_SUPPLIED DATA_:
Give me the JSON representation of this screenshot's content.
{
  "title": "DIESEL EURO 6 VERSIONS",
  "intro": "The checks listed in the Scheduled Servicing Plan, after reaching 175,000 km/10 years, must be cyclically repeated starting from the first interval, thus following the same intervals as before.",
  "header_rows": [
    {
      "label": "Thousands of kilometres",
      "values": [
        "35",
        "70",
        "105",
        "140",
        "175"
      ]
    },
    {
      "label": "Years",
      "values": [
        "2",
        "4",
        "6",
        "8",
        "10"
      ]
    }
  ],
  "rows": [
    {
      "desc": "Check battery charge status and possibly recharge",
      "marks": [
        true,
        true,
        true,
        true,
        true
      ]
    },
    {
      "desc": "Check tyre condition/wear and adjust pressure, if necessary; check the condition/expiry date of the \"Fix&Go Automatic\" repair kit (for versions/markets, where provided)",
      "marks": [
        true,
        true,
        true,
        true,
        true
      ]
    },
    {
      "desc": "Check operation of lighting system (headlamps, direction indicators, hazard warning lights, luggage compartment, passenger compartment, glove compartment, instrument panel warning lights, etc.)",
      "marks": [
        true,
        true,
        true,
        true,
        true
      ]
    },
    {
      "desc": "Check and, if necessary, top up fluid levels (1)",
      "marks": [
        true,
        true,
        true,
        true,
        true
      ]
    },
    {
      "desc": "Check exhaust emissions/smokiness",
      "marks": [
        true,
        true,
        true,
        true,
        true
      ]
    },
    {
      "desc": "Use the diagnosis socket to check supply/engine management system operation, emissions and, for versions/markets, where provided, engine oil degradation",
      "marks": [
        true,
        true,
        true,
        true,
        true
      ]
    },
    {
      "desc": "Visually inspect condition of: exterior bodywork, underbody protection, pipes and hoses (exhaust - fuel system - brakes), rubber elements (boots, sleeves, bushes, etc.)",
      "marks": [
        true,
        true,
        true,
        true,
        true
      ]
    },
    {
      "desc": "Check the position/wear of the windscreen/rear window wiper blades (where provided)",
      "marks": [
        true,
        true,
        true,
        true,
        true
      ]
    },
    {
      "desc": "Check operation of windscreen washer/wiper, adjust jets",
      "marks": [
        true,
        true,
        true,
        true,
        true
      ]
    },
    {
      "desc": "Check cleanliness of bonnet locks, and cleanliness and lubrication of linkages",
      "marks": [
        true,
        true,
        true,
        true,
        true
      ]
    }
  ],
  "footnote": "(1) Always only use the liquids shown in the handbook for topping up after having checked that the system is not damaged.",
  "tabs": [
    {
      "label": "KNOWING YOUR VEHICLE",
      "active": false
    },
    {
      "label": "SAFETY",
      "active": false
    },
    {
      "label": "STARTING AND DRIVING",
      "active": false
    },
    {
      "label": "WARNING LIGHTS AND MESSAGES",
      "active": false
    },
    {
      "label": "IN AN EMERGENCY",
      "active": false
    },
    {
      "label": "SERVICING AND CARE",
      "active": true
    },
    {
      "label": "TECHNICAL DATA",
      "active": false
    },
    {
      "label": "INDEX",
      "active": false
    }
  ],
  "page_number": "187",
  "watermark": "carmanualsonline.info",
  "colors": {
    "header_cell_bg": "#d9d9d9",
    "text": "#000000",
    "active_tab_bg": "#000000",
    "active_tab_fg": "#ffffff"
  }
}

_GIVEN REQUEST_:
Check each line of the records above for the string "exhaust", and report every line that has it.

_FULL OUTPUT_:
      "desc": "Check exhaust emissions/smokiness",
      "desc": "Visually inspect condition of: exterior bodywork, underbody protection, pipes and hoses (exhaust - fuel system - brakes), rubber elements (boots, sleeves, bushes, etc.)",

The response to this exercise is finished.